---------- Data supplied

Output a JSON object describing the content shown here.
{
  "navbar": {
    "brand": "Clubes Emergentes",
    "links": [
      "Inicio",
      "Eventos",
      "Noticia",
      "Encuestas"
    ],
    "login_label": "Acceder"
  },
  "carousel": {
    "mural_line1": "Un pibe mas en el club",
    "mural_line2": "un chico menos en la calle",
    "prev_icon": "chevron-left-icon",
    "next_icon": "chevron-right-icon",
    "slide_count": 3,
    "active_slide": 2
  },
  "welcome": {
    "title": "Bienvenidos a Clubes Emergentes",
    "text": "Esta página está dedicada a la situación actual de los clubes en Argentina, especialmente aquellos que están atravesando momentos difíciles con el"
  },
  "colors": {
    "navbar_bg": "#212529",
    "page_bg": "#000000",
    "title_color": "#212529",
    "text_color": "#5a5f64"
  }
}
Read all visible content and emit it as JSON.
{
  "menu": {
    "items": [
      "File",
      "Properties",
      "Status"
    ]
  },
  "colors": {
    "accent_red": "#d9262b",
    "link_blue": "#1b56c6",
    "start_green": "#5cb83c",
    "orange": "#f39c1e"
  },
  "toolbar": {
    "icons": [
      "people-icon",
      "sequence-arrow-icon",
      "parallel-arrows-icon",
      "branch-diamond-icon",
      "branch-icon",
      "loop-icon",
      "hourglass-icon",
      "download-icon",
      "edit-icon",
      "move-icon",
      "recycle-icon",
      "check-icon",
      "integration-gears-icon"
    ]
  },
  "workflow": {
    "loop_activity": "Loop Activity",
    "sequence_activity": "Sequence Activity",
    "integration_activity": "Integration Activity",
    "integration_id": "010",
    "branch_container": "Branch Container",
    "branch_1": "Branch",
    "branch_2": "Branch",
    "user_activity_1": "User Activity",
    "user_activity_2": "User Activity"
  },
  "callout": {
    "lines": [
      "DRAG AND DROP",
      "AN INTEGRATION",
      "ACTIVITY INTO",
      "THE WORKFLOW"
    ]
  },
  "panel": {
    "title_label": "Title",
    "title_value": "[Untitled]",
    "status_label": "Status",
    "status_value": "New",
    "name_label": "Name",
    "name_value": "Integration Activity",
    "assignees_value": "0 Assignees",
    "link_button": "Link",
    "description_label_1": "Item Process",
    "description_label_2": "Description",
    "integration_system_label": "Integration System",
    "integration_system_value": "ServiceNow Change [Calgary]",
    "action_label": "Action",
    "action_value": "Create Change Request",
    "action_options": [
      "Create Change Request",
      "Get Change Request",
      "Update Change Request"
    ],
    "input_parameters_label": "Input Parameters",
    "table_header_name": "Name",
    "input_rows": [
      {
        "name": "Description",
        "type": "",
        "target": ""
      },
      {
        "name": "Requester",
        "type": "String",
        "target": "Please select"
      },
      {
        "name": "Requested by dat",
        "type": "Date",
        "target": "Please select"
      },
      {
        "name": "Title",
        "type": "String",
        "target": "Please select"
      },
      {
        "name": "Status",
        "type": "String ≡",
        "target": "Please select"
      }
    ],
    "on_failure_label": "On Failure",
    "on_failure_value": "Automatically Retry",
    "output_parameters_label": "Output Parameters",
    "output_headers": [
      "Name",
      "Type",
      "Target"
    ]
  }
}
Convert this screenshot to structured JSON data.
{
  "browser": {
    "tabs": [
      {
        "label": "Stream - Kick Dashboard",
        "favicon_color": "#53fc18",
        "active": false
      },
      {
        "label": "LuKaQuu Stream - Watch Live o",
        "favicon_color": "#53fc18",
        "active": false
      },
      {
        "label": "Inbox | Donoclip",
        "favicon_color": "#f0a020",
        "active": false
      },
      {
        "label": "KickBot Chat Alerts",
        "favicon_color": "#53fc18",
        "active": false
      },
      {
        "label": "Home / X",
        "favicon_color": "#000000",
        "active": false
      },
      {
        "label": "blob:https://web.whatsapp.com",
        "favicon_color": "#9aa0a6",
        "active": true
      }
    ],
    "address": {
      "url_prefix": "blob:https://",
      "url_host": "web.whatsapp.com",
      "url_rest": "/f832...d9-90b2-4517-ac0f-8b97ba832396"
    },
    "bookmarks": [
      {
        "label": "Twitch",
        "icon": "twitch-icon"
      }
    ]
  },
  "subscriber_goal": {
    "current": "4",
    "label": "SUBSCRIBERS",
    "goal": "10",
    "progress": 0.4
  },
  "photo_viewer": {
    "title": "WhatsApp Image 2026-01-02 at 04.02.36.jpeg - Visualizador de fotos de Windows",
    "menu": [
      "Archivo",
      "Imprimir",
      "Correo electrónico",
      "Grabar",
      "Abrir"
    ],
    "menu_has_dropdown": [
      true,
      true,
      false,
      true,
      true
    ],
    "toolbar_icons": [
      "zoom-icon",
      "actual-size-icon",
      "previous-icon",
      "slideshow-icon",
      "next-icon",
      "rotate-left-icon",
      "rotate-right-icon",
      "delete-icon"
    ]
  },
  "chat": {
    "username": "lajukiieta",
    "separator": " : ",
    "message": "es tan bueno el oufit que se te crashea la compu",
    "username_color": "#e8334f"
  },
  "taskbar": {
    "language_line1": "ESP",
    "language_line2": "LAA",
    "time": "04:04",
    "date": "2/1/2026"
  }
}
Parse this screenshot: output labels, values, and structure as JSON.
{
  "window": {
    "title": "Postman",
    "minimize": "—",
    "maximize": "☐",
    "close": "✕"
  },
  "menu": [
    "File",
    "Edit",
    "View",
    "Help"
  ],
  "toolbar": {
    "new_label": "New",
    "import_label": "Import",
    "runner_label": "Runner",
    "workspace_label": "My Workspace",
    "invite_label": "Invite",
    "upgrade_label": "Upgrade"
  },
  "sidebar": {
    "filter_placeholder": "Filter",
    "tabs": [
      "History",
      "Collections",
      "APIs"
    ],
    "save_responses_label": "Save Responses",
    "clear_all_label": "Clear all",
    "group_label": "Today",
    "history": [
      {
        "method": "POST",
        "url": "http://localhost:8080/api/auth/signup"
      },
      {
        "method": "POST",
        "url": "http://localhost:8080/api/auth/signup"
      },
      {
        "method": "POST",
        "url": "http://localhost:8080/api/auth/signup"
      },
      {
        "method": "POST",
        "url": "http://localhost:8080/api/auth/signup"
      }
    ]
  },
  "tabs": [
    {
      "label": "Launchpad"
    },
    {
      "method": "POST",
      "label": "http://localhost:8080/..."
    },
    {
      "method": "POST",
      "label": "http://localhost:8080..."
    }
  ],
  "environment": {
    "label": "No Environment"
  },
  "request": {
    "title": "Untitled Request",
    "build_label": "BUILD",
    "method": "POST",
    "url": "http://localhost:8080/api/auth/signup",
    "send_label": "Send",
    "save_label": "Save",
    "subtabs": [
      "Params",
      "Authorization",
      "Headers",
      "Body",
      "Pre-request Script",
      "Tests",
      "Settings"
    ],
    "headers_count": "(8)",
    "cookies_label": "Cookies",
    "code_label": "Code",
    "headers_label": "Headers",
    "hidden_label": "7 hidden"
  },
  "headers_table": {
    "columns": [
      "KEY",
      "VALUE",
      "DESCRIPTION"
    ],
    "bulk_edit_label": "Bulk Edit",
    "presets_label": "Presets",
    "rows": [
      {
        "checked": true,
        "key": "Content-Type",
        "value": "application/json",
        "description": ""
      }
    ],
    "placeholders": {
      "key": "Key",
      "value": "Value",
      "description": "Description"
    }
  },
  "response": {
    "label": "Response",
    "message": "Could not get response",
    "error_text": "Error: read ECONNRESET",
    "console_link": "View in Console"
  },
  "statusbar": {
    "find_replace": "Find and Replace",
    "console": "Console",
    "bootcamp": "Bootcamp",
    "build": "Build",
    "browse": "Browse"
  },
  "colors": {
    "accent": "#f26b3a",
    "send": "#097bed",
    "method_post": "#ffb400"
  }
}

--------------------

What to work on →
Your task is to output all of the data above word for word.

Written solution →
Output a JSON object describing the content shown here.
{
  "navbar": {
    "brand": "Clubes Emergentes",
    "links": [
      "Inicio",
      "Eventos",
      "Noticia",
      "Encuestas"
    ],
    "login_label": "Acceder"
  },
  "carousel": {
    "mural_line1": "Un pibe mas en el club",
    "mural_line2": "un chico menos en la calle",
    "prev_icon": "chevron-left-icon",
    "next_icon": "chevron-right-icon",
    "slide_count": 3,
    "active_slide": 2
  },
  "welcome": {
    "title": "Bienvenidos a Clubes Emergentes",
    "text": "Esta página está dedicada a la situación actual de los clubes en Argentina, especialmente aquellos que están atravesando momentos difíciles con el"
  },
  "colors": {
    "navbar_bg": "#212529",
    "page_bg": "#000000",
    "title_color": "#212529",
    "text_color": "#5a5f64"
  }
}
Read all visible content and emit it as JSON.
{
  "menu": {
    "items": [
      "File",
      "Properties",
      "Status"
    ]
  },
  "colors": {
    "accent_red": "#d9262b",
    "link_blue": "#1b56c6",
    "start_green": "#5cb83c",
    "orange": "#f39c1e"
  },
  "toolbar": {
    "icons": [
      "people-icon",
      "sequence-arrow-icon",
      "parallel-arrows-icon",
      "branch-diamond-icon",
      "branch-icon",
      "loop-icon",
      "hourglass-icon",
      "download-icon",
      "edit-icon",
      "move-icon",
      "recycle-icon",
      "check-icon",
      "integration-gears-icon"
    ]
  },
  "workflow": {
    "loop_activity": "Loop Activity",
    "sequence_activity": "Sequence Activity",
    "integration_activity": "Integration Activity",
    "integration_id": "010",
    "branch_container": "Branch Container",
    "branch_1": "Branch",
    "branch_2": "Branch",
    "user_activity_1": "User Activity",
    "user_activity_2": "User Activity"
  },
  "callout": {
    "lines": [
      "DRAG AND DROP",
      "AN INTEGRATION",
      "ACTIVITY INTO",
      "THE WORKFLOW"
    ]
  },
  "panel": {
    "title_label": "Title",
    "title_value": "[Untitled]",
    "status_label": "Status",
    "status_value": "New",
    "name_label": "Name",
    "name_value": "Integration Activity",
    "assignees_value": "0 Assignees",
    "link_button": "Link",
    "description_label_1": "Item Process",
    "description_label_2": "Description",
    "integration_system_label": "Integration System",
    "integration_system_value": "ServiceNow Change [Calgary]",
    "action_label": "Action",
    "action_value": "Create Change Request",
    "action_options": [
      "Create Change Request",
      "Get Change Request",
      "Update Change Request"
    ],
    "input_parameters_label": "Input Parameters",
    "table_header_name": "Name",
    "input_rows": [
      {
        "name": "Description",
        "type": "",
        "target": ""
      },
      {
        "name": "Requester",
        "type": "String",
        "target": "Please select"
      },
      {
        "name": "Requested by dat",
        "type": "Date",
        "target": "Please select"
      },
      {
        "name": "Title",
        "type": "String",
        "target": "Please select"
      },
      {
        "name": "Status",
        "type": "String ≡",
        "target": "Please select"
      }
    ],
    "on_failure_label": "On Failure",
    "on_failure_value": "Automatically Retry",
    "output_parameters_label": "Output Parameters",
    "output_headers": [
      "Name",
      "Type",
      "Target"
    ]
  }
}
Convert this screenshot to structured JSON data.
{
  "browser": {
    "tabs": [
      {
        "label": "Stream - Kick Dashboard",
        "favicon_color": "#53fc18",
        "active": false
      },
      {
        "label": "LuKaQuu Stream - Watch Live o",
        "favicon_color": "#53fc18",
        "active": false
      },
      {
        "label": "Inbox | Donoclip",
        "favicon_color": "#f0a020",
        "active": false
      },
      {
        "label": "KickBot Chat Alerts",
        "favicon_color": "#53fc18",
        "active": false
      },
      {
        "label": "Home / X",
        "favicon_color": "#000000",
        "active": false
      },
      {
        "label": "blob:https://web.whatsapp.com",
        "favicon_color": "#9aa0a6",
        "active": true
      }
    ],
    "address": {
      "url_prefix": "blob:https://",
      "url_host": "web.whatsapp.com",
      "url_rest": "/f832...d9-90b2-4517-ac0f-8b97ba832396"
    },
    "bookmarks": [
      {
        "label": "Twitch",
        "icon": "twitch-icon"
      }
    ]
  },
  "subscriber_goal": {
    "current": "4",
    "label": "SUBSCRIBERS",
    "goal": "10",
    "progress": 0.4
  },
  "photo_viewer": {
    "title": "WhatsApp Image 2026-01-02 at 04.02.36.jpeg - Visualizador de fotos de Windows",
    "menu": [
      "Archivo",
      "Imprimir",
      "Correo electrónico",
      "Grabar",
      "Abrir"
    ],
    "menu_has_dropdown": [
      true,
      true,
      false,
      true,
      true
    ],
    "toolbar_icons": [
      "zoom-icon",
      "actual-size-icon",
      "previous-icon",
      "slideshow-icon",
      "next-icon",
      "rotate-left-icon",
      "rotate-right-icon",
      "delete-icon"
    ]
  },
  "chat": {
    "username": "lajukiieta",
    "separator": " : ",
    "message": "es tan bueno el oufit que se te crashea la compu",
    "username_color": "#e8334f"
  },
  "taskbar": {
    "language_line1": "ESP",
    "language_line2": "LAA",
    "time": "04:04",
    "date": "2/1/2026"
  }
}
Parse this screenshot: output labels, values, and structure as JSON.
{
  "window": {
    "title": "Postman",
    "minimize": "—",
    "maximize": "☐",
    "close": "✕"
  },
  "menu": [
    "File",
    "Edit",
    "View",
    "Help"
  ],
  "toolbar": {
    "new_label": "New",
    "import_label": "Import",
    "runner_label": "Runner",
    "workspace_label": "My Workspace",
    "invite_label": "Invite",
    "upgrade_label": "Upgrade"
  },
  "sidebar": {
    "filter_placeholder": "Filter",
    "tabs": [
      "History",
      "Collections",
      "APIs"
    ],
    "save_responses_label": "Save Responses",
    "clear_all_label": "Clear all",
    "group_label": "Today",
    "history": [
      {
        "method": "POST",
        "url": "http://localhost:8080/api/auth/signup"
      },
      {
        "method": "POST",
        "url": "http://localhost:8080/api/auth/signup"
      },
      {
        "method": "POST",
        "url": "http://localhost:8080/api/auth/signup"
      },
      {
        "method": "POST",
        "url": "http://localhost:8080/api/auth/signup"
      }
    ]
  },
  "tabs": [
    {
      "label": "Launchpad"
    },
    {
      "method": "POST",
      "label": "http://localhost:8080/..."
    },
    {
      "method": "POST",
      "label": "http://localhost:8080..."
    }
  ],
  "environment": {
    "label": "No Environment"
  },
  "request": {
    "title": "Untitled Request",
    "build_label": "BUILD",
    "method": "POST",
    "url": "http://localhost:8080/api/auth/signup",
    "send_label": "Send",
    "save_label": "Save",
    "subtabs": [
      "Params",
      "Authorization",
      "Headers",
      "Body",
      "Pre-request Script",
      "Tests",
      "Settings"
    ],
    "headers_count": "(8)",
    "cookies_label": "Cookies",
    "code_label": "Code",
    "headers_label": "Headers",
    "hidden_label": "7 hidden"
  },
  "headers_table": {
    "columns": [
      "KEY",
      "VALUE",
      "DESCRIPTION"
    ],
    "bulk_edit_label": "Bulk Edit",
    "presets_label": "Presets",
    "rows": [
      {
        "checked": true,
        "key": "Content-Type",
        "value": "application/json",
        "description": ""
      }
    ],
    "placeholders": {
      "key": "Key",
      "value": "Value",
      "description": "Description"
    }
  },
  "response": {
    "label": "Response",
    "message": "Could not get response",
    "error_text": "Error: read ECONNRESET",
    "console_link": "View in Console"
  },
  "statusbar": {
    "find_replace": "Find and Replace",
    "console": "Console",
    "bootcamp": "Bootcamp",
    "build": "Build",
    "browse": "Browse"
  },
  "colors": {
    "accent": "#f26b3a",
    "send": "#097bed",
    "method_post": "#ffb400"
  }
}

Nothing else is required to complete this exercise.